### WRITTEN EXERCISE:
Gather every line from the entries below that includes "从业人员健康检查".

-- BEGIN --

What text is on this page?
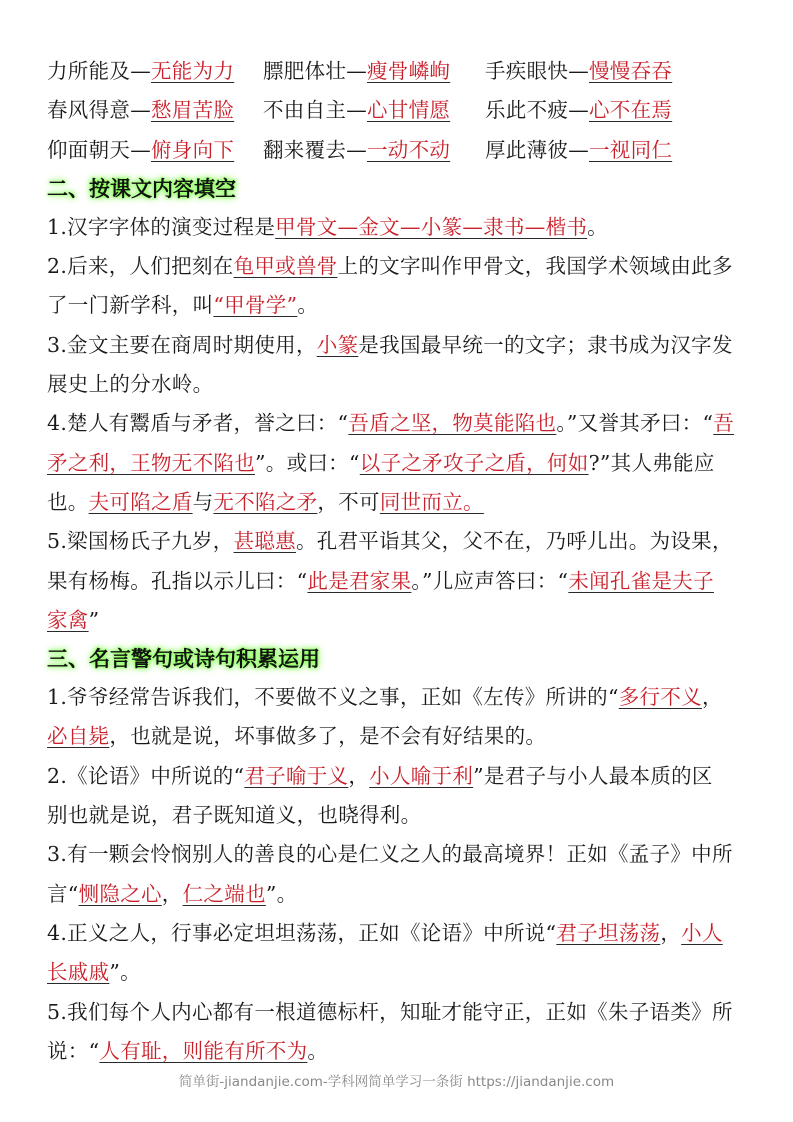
力所能及—无能为力	膘肥体壮—瘦骨嶙峋	手疾眼快—慢慢吞吞
春风得意—愁眉苦脸	不由自主—心甘情愿	乐此不疲—心不在焉
仰面朝天—俯身向下	翻来覆去—一动不动	厚此薄彼—一视同仁
二、按课文内容填空
1.汉字字体的演变过程是甲骨文—金文—小篆—隶书—楷书。
2.后来，人们把刻在龟甲或兽骨上的文字叫作甲骨文，我国学术领域由此多
了一门新学科，叫“甲骨学”。
3.金文主要在商周时期使用，小篆是我国最早统一的文字；隶书成为汉字发
展史上的分水岭。
4.楚人有鬻盾与矛者，誉之曰：“吾盾之坚，物莫能陷也。”又誉其矛曰：“吾
矛之利，王物无不陷也”。或曰：“以子之矛攻子之盾，何如?”其人弗能应
也。夫可陷之盾与无不陷之矛，不可同世而立。
5.梁国杨氏子九岁，甚聪惠。孔君平诣其父，父不在，乃呼儿出。为设果，
果有杨梅。孔指以示儿曰：“此是君家果。”儿应声答曰：“未闻孔雀是夫子
家禽”
三、名言警句或诗句积累运用
1.爷爷经常告诉我们，不要做不义之事，正如《左传》所讲的“多行不义，
必自毙，也就是说，坏事做多了，是不会有好结果的。
2.《论语》中所说的“君子喻于义，小人喻于利”是君子与小人最本质的区
别也就是说，君子既知道义，也晓得利。
3.有一颗会怜悯别人的善良的心是仁义之人的最高境界！正如《孟子》中所
言“恻隐之心，仁之端也”。
4.正义之人，行事必定坦坦荡荡，正如《论语》中所说“君子坦荡荡，小人
长戚戚”。
5.我们每个人内心都有一根道德标杆，知耻才能守正，正如《朱子语类》所
说：“人有耻，则能有所不为。
简单街-jiandanjie.com-学科网简单学习一条街 https://jiandanjie.com
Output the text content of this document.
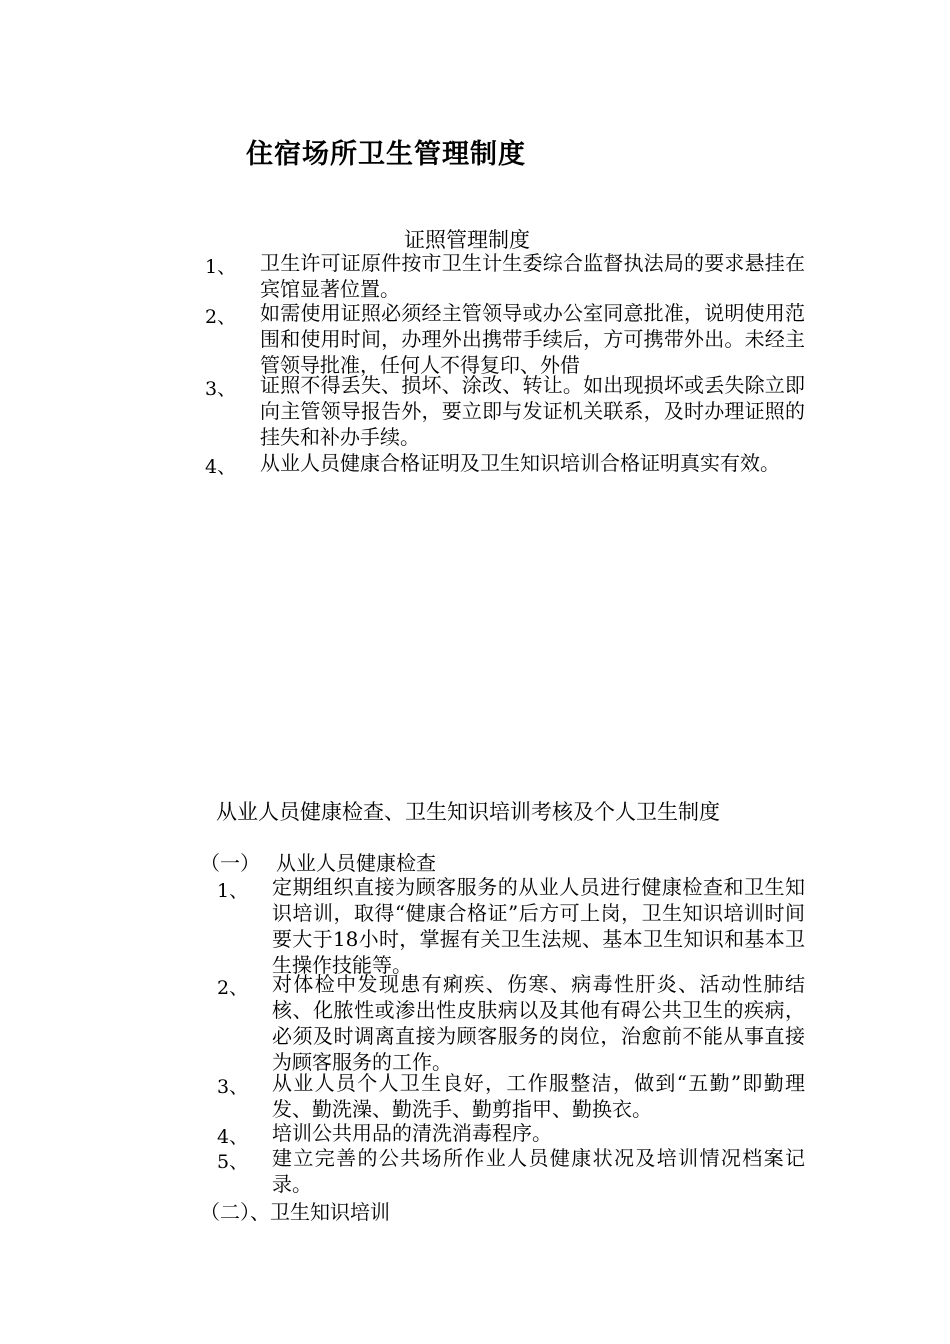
住宿场所卫生管理制度
证照管理制度
1、 卫生许可证原件按市卫生计生委综合监督执法局的要求悬挂在宾馆显著位置。
2、 如需使用证照必须经主管领导或办公室同意批准，说明使用范围和使用时间，办理外出携带手续后，方可携带外出。未经主管领导批准，任何人不得复印、外借
3、 证照不得丢失、损坏、涂改、转让。如出现损坏或丢失除立即向主管领导报告外，要立即与发证机关联系，及时办理证照的挂失和补办手续。
4、 从业人员健康合格证明及卫生知识培训合格证明真实有效。
从业人员健康检查、卫生知识培训考核及个人卫生制度
（一） 从业人员健康检查
1、 定期组织直接为顾客服务的从业人员进行健康检查和卫生知识培训，取得“健康合格证”后方可上岗，卫生知识培训时间要大于18小时，掌握有关卫生法规、基本卫生知识和基本卫生操作技能等。
2、 对体检中发现患有痢疾、伤寒、病毒性肝炎、活动性肺结核、化脓性或渗出性皮肤病以及其他有碍公共卫生的疾病，必须及时调离直接为顾客服务的岗位，治愈前不能从事直接为顾客服务的工作。
3、 从业人员个人卫生良好，工作服整洁，做到“五勤”即勤理发、勤洗澡、勤洗手、勤剪指甲、勤换衣。
4、 培训公共用品的清洗消毒程序。
5、 建立完善的公共场所作业人员健康状况及培训情况档案记录。
（二）、卫生知识培训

-- END --

### SOLUTION TO THE EXERCISE:
从业人员健康检查、卫生知识培训考核及个人卫生制度
（一） 从业人员健康检查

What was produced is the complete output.